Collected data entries
-=-=-

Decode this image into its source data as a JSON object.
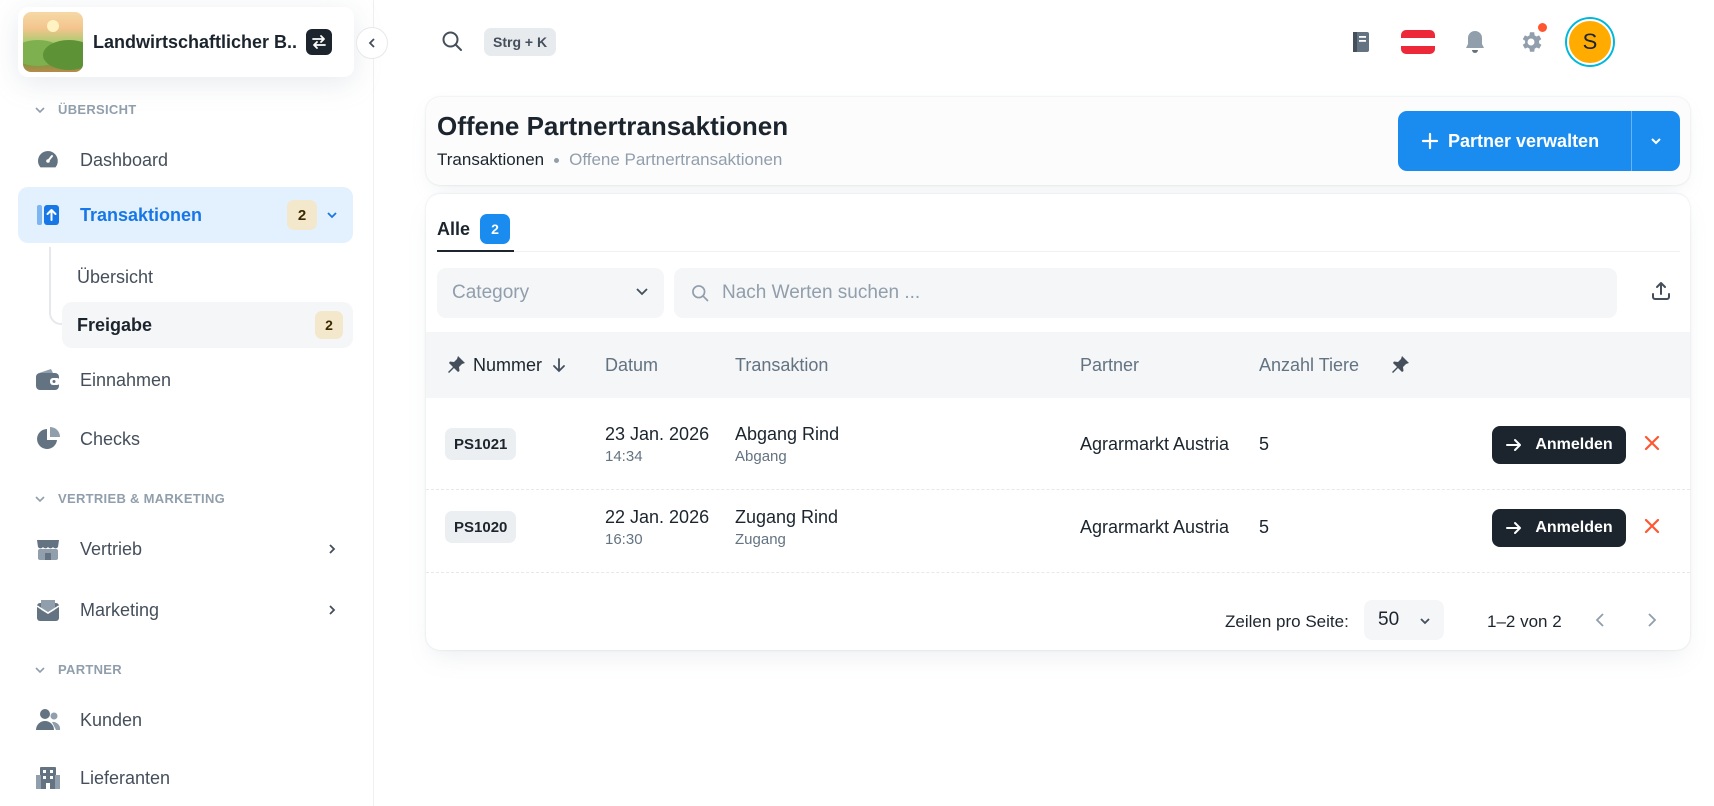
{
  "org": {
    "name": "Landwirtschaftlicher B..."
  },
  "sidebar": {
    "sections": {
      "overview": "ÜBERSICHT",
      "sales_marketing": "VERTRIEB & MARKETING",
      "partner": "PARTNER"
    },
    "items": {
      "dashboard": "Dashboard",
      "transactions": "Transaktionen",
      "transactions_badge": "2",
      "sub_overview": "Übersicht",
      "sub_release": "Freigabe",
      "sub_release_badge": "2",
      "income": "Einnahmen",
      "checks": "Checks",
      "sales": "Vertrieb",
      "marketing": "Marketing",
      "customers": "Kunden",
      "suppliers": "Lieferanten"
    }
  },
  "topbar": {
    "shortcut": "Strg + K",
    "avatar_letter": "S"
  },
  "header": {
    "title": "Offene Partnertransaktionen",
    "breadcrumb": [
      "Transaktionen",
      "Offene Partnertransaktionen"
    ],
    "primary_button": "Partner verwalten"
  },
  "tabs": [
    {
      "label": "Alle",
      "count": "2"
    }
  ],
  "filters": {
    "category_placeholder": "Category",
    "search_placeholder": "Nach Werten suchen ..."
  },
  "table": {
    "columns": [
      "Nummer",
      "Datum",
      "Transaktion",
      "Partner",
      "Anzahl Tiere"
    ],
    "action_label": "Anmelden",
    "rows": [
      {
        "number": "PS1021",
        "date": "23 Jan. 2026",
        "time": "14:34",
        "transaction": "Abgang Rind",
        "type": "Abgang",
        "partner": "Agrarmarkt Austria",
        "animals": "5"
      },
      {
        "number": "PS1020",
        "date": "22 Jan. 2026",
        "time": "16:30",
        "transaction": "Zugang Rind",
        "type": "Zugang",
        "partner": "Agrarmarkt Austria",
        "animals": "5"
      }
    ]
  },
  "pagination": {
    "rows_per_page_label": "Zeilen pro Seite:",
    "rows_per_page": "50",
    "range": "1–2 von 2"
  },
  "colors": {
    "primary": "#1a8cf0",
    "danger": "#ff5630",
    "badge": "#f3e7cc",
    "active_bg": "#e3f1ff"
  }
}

-=-=-

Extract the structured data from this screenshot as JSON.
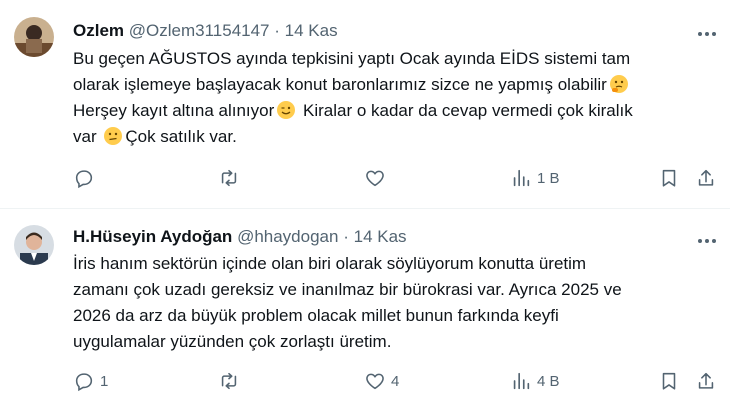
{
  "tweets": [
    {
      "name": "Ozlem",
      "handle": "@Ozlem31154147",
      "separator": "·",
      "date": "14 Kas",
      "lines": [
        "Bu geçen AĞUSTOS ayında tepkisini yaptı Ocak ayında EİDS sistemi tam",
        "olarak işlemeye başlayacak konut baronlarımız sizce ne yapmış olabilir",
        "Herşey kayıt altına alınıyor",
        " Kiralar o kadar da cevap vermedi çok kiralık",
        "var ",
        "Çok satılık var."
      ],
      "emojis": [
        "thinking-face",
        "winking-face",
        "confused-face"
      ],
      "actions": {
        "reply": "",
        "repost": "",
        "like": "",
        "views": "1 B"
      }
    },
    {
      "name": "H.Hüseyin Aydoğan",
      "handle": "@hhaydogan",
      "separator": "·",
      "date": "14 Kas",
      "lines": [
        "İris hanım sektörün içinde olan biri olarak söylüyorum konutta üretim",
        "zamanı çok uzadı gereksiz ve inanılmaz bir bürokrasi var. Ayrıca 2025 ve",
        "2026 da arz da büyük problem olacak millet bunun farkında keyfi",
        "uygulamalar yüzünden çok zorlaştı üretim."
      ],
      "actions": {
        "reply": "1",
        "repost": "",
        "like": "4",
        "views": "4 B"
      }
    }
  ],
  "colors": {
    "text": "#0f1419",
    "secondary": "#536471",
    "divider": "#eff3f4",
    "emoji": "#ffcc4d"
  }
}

-=-=-

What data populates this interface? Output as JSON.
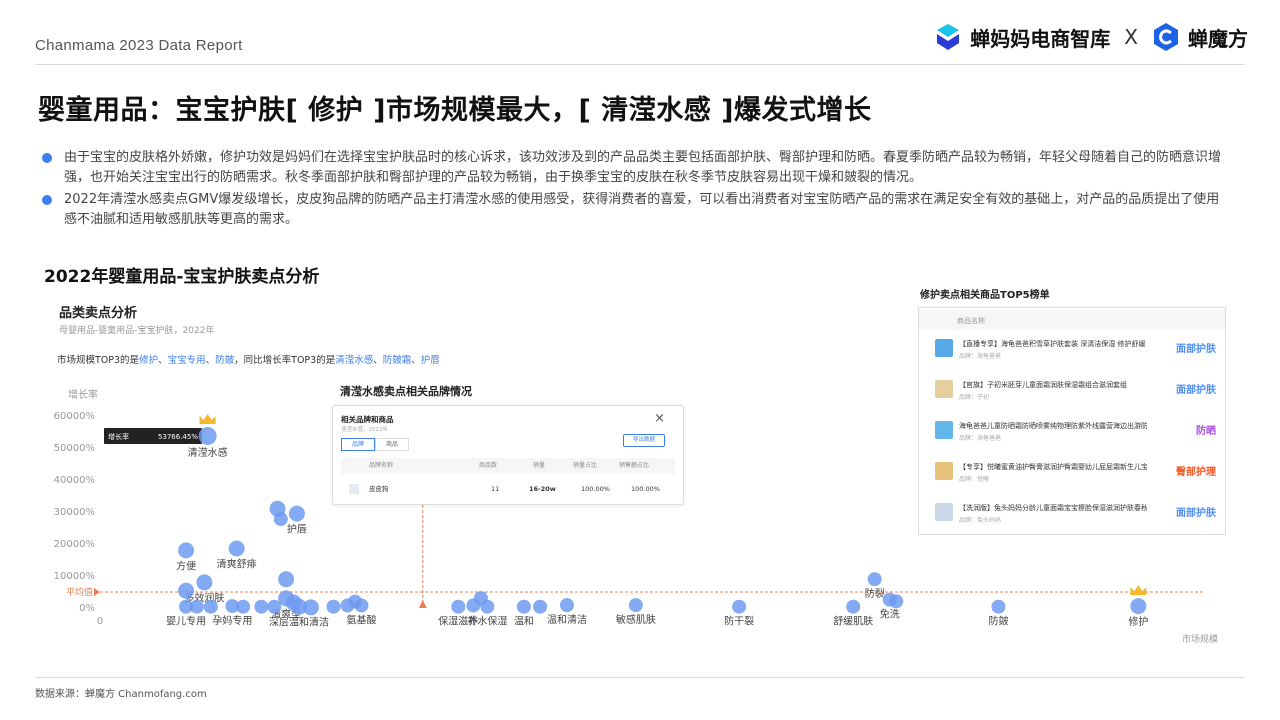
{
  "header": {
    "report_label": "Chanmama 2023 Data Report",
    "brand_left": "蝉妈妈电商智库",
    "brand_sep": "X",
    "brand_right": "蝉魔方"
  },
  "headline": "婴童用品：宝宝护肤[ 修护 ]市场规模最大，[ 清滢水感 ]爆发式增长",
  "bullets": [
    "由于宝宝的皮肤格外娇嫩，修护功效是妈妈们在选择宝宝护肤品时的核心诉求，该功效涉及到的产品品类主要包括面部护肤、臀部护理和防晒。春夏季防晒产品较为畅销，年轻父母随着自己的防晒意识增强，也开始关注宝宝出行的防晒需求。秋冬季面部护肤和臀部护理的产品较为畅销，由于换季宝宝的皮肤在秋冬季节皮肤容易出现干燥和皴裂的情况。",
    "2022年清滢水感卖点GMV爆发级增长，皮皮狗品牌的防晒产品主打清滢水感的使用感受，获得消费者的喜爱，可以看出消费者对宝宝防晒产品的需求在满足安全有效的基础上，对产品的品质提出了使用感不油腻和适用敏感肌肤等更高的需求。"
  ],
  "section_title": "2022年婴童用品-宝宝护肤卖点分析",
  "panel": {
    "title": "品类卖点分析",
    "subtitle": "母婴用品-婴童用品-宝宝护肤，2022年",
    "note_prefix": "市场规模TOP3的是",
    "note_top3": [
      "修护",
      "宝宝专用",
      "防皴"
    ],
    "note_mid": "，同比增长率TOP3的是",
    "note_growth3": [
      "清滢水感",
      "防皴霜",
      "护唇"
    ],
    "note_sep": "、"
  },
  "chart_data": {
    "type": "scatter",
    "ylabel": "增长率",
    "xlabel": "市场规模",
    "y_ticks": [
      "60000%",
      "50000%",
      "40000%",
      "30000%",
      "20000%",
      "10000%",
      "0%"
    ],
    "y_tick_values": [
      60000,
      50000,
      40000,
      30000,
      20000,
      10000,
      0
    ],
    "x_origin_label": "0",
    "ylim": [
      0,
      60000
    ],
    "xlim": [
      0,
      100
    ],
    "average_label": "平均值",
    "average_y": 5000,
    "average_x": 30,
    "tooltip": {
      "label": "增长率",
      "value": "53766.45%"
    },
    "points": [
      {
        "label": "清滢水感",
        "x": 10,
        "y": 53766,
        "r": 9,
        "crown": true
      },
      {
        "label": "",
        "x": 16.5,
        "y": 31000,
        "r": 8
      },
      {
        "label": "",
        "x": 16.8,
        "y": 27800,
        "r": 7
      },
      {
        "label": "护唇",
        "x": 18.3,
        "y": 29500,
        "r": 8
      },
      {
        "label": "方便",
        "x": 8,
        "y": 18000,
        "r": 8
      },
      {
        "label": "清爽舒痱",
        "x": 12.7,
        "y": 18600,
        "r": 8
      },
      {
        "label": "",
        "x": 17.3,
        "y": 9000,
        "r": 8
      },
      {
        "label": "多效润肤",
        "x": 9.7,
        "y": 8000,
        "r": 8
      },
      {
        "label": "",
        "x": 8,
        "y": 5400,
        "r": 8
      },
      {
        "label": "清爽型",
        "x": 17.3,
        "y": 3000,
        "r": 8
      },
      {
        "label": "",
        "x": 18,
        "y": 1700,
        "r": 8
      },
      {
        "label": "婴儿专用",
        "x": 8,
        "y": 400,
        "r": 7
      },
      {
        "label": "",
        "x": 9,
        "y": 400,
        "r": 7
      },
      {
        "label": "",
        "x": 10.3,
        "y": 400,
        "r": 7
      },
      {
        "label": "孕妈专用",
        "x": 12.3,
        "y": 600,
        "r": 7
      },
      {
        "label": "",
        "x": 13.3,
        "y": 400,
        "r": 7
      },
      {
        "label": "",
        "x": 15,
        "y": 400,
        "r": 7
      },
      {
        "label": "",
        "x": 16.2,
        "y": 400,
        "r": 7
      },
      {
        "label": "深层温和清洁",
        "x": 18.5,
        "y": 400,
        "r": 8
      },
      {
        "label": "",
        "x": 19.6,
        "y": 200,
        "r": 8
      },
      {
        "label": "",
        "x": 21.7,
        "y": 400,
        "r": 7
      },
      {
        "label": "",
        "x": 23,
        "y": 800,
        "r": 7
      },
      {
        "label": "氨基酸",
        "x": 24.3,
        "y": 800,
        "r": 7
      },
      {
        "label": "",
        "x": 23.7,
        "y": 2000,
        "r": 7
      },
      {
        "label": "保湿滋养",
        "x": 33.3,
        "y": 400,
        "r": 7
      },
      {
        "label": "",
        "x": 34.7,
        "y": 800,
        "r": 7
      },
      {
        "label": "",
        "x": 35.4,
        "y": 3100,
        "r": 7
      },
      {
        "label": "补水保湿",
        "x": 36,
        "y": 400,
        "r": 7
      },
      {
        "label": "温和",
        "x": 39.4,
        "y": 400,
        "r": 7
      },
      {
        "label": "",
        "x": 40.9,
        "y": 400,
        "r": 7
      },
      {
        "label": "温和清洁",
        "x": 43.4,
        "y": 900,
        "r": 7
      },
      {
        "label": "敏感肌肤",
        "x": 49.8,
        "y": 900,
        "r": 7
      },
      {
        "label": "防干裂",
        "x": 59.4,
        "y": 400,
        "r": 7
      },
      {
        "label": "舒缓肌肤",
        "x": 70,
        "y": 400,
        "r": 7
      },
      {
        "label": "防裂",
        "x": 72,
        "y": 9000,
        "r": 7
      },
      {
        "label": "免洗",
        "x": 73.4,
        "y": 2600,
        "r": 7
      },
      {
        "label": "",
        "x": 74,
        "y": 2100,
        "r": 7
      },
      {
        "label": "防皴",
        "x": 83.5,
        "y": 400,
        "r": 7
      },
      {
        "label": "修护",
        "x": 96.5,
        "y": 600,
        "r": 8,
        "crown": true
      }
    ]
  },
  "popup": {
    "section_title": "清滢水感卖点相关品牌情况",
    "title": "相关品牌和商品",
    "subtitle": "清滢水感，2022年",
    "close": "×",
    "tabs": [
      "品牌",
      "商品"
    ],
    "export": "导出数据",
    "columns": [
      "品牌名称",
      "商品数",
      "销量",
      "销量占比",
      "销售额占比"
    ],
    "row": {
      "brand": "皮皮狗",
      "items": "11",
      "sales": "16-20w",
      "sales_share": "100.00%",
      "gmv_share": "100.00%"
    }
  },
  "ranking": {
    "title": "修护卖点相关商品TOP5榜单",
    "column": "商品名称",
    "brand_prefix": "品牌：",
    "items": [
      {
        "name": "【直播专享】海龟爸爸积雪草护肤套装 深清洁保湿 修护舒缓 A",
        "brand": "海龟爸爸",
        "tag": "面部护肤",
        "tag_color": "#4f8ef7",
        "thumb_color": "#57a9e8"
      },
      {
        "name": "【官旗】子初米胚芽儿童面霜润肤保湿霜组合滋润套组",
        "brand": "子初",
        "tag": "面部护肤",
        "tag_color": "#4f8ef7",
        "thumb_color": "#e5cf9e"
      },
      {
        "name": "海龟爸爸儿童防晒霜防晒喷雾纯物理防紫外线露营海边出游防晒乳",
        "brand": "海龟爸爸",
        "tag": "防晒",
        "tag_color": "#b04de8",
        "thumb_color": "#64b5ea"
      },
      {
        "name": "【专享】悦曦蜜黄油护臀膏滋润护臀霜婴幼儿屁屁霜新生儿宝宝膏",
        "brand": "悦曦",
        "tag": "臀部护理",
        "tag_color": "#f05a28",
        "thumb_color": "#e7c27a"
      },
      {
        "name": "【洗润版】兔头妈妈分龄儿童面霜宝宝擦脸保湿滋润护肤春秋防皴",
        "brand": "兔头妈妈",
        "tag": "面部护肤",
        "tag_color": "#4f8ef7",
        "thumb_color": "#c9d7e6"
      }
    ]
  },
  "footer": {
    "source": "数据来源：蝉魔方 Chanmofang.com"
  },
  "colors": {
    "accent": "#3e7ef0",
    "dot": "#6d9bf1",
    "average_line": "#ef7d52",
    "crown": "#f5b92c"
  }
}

-=-=-

▶ **CHALLENGE**:
Show all lines from the listing above in which "Zugang" appears.

▶ **SOLUTION FOR THIS TASK**:
        "transaction": "Zugang Rind",
        "type": "Zugang",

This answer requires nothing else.